> **WRITTEN INSTRUCTION**
Pick out the lines below with "jurisdiction" and list them.

======== DATA EXTRACT

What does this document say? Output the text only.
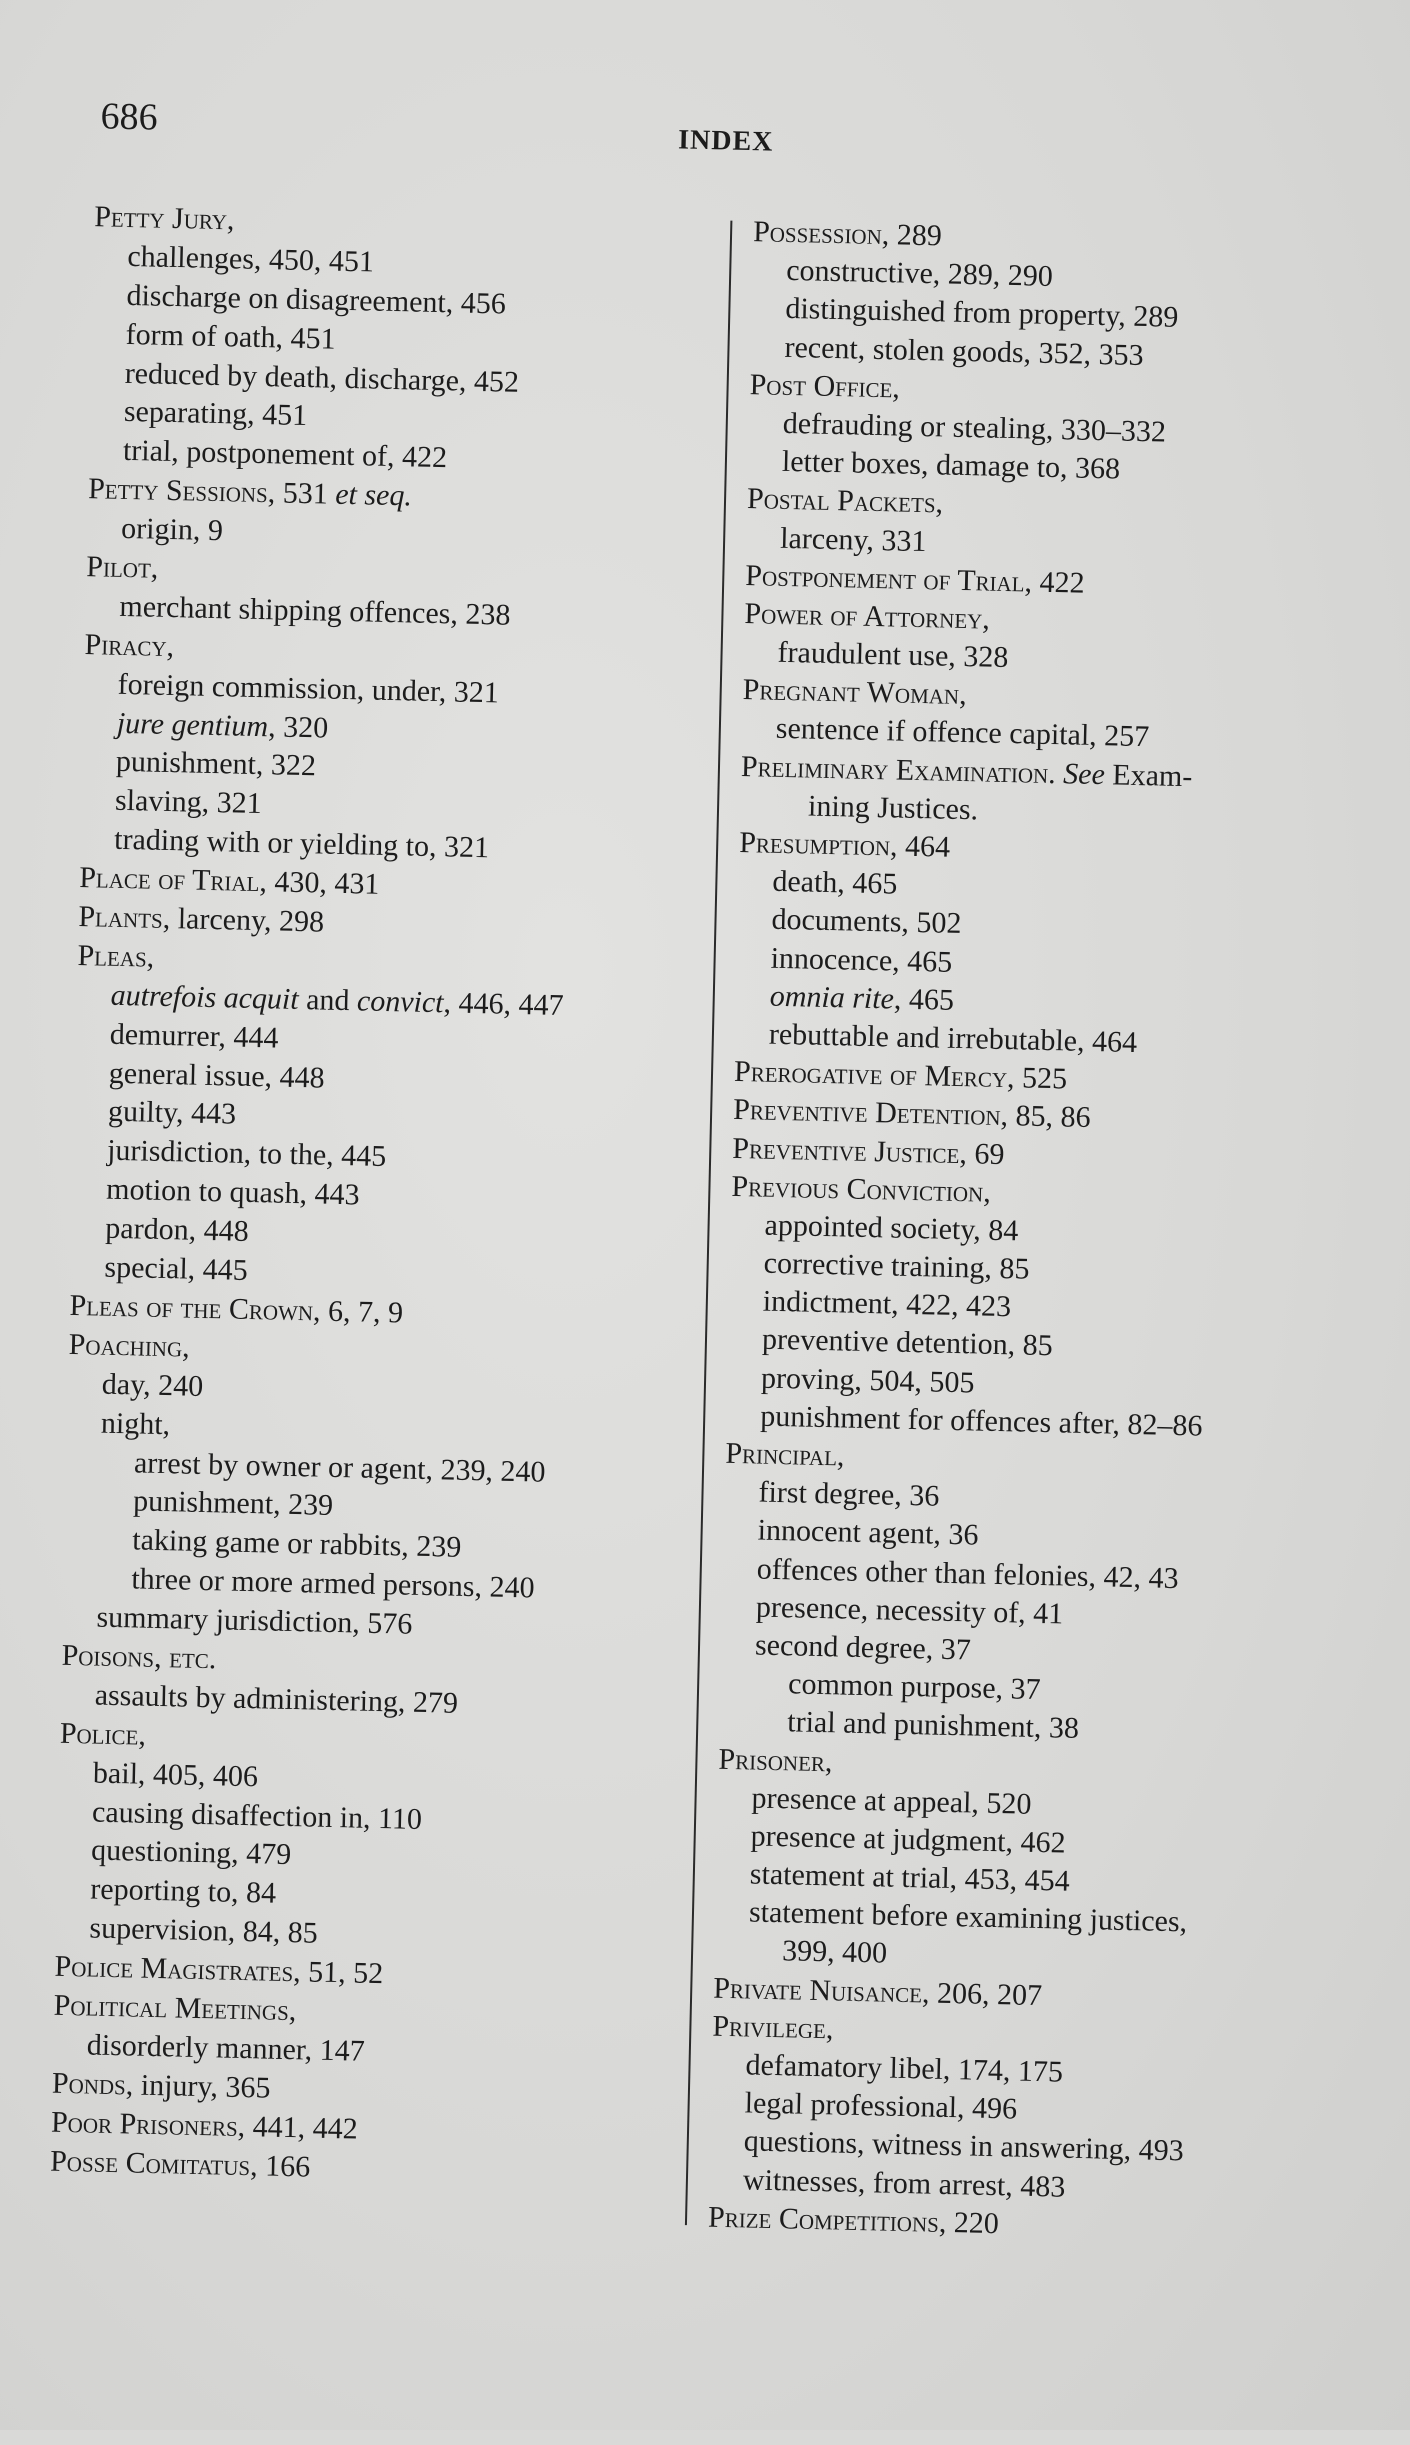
686
INDEX
Petty Jury,
challenges, 450, 451
discharge on disagreement, 456
form of oath, 451
reduced by death, discharge, 452
separating, 451
trial, postponement of, 422
Petty Sessions, 531 et seq.
origin, 9
Pilot,
merchant shipping offences, 238
Piracy,
foreign commission, under, 321
jure gentium, 320
punishment, 322
slaving, 321
trading with or yielding to, 321
Place of Trial, 430, 431
Plants, larceny, 298
Pleas,
autrefois acquit and convict, 446, 447
demurrer, 444
general issue, 448
guilty, 443
jurisdiction, to the, 445
motion to quash, 443
pardon, 448
special, 445
Pleas of the Crown, 6, 7, 9
Poaching,
day, 240
night,
arrest by owner or agent, 239, 240
punishment, 239
taking game or rabbits, 239
three or more armed persons, 240
summary jurisdiction, 576
Poisons, etc.
assaults by administering, 279
Police,
bail, 405, 406
causing disaffection in, 110
questioning, 479
reporting to, 84
supervision, 84, 85
Police Magistrates, 51, 52
Political Meetings,
disorderly manner, 147
Ponds, injury, 365
Poor Prisoners, 441, 442
Posse Comitatus, 166
Possession, 289
constructive, 289, 290
distinguished from property, 289
recent, stolen goods, 352, 353
Post Office,
defrauding or stealing, 330–332
letter boxes, damage to, 368
Postal Packets,
larceny, 331
Postponement of Trial, 422
Power of Attorney,
fraudulent use, 328
Pregnant Woman,
sentence if offence capital, 257
Preliminary Examination. See Exam-
ining Justices.
Presumption, 464
death, 465
documents, 502
innocence, 465
omnia rite, 465
rebuttable and irrebutable, 464
Prerogative of Mercy, 525
Preventive Detention, 85, 86
Preventive Justice, 69
Previous Conviction,
appointed society, 84
corrective training, 85
indictment, 422, 423
preventive detention, 85
proving, 504, 505
punishment for offences after, 82–86
Principal,
first degree, 36
innocent agent, 36
offences other than felonies, 42, 43
presence, necessity of, 41
second degree, 37
common purpose, 37
trial and punishment, 38
Prisoner,
presence at appeal, 520
presence at judgment, 462
statement at trial, 453, 454
statement before examining justices,
399, 400
Private Nuisance, 206, 207
Privilege,
defamatory libel, 174, 175
legal professional, 496
questions, witness in answering, 493
witnesses, from arrest, 483
Prize Competitions, 220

================

> **RESULT FOR THIS EXERCISE**
jurisdiction, to the, 445
summary jurisdiction, 576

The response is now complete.